**Provided data:**
——

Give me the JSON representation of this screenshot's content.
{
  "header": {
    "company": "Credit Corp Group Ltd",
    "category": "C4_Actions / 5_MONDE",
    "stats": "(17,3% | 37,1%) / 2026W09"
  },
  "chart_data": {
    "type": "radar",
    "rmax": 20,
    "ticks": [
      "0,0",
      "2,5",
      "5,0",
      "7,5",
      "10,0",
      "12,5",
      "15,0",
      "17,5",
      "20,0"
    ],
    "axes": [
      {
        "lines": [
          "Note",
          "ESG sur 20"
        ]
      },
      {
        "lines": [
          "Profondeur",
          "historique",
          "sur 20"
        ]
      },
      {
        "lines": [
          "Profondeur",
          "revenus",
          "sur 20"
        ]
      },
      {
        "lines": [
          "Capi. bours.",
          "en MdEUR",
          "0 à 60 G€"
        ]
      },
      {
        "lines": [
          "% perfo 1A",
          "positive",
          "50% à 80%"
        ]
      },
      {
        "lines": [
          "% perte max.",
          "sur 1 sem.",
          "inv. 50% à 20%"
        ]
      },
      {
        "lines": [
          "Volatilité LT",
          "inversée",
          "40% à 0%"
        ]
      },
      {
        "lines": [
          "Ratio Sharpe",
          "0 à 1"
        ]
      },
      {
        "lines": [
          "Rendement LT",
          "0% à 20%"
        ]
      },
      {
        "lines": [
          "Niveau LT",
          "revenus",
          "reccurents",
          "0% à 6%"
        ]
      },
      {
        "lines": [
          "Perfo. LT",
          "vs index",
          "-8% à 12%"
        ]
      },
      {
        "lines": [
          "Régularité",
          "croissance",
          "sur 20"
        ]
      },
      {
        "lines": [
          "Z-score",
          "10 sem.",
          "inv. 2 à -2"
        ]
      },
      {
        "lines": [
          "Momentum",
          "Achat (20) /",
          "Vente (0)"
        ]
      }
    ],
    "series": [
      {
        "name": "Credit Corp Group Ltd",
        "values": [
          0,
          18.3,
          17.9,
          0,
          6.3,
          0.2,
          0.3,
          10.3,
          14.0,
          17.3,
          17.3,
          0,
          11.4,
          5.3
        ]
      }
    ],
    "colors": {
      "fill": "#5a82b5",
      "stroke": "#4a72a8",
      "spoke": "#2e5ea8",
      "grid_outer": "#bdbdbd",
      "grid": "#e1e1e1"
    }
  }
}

——

**Written exercise:** Find every line in the entries that includes the word "Credit", then state how many there are and nothing else.

**Result:** 2